DATASET EXTRACT ->
Begin

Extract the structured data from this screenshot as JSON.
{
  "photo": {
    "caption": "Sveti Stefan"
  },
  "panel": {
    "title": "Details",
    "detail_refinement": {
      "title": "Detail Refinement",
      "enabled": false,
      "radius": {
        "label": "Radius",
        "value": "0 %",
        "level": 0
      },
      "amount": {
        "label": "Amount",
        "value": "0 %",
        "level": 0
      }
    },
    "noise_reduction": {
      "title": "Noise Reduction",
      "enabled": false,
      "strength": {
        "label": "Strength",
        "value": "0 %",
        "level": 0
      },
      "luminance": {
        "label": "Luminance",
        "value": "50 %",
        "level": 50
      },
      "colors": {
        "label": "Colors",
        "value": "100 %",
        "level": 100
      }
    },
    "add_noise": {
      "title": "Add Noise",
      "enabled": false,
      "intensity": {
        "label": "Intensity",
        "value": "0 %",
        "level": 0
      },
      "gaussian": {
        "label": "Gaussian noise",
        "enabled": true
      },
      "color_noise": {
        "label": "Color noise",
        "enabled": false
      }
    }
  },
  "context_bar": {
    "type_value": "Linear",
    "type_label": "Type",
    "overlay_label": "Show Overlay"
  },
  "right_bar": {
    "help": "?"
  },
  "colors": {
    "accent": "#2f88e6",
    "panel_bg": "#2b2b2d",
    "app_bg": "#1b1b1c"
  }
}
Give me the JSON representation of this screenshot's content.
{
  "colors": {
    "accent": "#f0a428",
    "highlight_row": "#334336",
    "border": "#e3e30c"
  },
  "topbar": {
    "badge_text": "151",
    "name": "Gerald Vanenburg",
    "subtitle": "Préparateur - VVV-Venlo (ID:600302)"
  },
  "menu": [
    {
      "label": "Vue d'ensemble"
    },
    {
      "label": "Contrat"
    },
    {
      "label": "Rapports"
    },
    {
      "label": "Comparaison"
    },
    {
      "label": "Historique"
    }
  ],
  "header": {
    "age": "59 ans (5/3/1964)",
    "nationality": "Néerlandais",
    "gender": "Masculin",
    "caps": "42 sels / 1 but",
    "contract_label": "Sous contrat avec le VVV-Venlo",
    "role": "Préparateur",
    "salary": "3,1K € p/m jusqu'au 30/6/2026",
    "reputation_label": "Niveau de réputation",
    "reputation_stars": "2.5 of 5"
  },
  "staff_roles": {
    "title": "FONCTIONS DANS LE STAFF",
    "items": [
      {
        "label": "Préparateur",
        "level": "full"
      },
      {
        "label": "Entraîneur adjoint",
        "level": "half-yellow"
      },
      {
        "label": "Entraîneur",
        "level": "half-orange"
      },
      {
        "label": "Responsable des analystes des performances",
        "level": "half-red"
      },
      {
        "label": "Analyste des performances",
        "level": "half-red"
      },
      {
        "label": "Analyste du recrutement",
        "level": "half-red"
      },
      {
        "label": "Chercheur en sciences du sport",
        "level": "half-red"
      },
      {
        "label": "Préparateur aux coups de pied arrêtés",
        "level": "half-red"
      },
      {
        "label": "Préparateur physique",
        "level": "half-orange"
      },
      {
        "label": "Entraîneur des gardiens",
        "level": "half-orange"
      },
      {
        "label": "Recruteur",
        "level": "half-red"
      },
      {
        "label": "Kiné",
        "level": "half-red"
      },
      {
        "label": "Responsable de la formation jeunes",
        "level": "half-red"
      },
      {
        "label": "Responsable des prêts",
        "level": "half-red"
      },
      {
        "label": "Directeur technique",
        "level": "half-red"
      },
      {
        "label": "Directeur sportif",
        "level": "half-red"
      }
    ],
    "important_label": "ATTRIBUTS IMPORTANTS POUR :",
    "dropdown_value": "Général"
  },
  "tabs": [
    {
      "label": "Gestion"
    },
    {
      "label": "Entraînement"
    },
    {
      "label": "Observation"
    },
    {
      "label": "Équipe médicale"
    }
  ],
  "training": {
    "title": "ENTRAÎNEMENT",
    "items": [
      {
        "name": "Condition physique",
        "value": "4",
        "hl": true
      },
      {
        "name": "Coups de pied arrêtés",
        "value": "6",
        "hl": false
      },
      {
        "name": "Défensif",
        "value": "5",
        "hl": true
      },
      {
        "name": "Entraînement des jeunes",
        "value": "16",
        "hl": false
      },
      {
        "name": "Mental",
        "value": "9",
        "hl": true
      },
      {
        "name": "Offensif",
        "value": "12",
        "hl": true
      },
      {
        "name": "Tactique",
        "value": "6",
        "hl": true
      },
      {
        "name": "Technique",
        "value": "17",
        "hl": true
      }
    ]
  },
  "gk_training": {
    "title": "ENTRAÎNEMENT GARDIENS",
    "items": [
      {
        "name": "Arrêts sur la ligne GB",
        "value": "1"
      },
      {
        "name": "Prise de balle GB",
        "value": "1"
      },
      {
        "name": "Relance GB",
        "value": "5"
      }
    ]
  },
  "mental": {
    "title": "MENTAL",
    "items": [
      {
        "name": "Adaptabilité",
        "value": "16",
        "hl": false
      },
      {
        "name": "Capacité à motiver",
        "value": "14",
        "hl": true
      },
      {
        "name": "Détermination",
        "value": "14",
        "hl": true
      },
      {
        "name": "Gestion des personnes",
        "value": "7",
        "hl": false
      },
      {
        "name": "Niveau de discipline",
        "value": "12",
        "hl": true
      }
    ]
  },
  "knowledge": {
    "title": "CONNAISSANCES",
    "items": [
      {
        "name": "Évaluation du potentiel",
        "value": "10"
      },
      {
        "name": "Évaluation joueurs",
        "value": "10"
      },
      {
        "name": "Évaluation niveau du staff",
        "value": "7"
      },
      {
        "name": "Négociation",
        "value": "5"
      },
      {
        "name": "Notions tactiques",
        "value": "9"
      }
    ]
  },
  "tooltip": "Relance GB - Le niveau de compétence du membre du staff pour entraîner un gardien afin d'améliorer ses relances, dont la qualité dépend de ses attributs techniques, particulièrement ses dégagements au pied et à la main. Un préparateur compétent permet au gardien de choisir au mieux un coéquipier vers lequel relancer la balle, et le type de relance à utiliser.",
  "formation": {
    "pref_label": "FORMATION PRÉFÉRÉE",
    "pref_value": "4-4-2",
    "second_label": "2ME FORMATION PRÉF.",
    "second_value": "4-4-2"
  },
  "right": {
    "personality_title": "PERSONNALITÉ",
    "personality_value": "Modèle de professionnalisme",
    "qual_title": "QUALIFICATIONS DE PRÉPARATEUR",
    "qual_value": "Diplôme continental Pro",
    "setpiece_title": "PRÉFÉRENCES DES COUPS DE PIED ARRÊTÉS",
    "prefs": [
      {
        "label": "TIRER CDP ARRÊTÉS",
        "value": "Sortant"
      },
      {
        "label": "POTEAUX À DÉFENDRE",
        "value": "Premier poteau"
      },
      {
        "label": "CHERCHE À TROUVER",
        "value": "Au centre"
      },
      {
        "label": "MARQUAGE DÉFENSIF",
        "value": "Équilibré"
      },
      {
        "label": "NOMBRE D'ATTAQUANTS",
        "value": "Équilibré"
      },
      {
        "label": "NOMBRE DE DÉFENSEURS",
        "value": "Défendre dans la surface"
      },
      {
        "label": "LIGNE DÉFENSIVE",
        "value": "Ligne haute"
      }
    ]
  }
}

End

WRITTEN INSTRUCTION -> Report the count of lines in the entries that contain the string "performances", and nothing besides it.

EXERCISE RESULT -> 2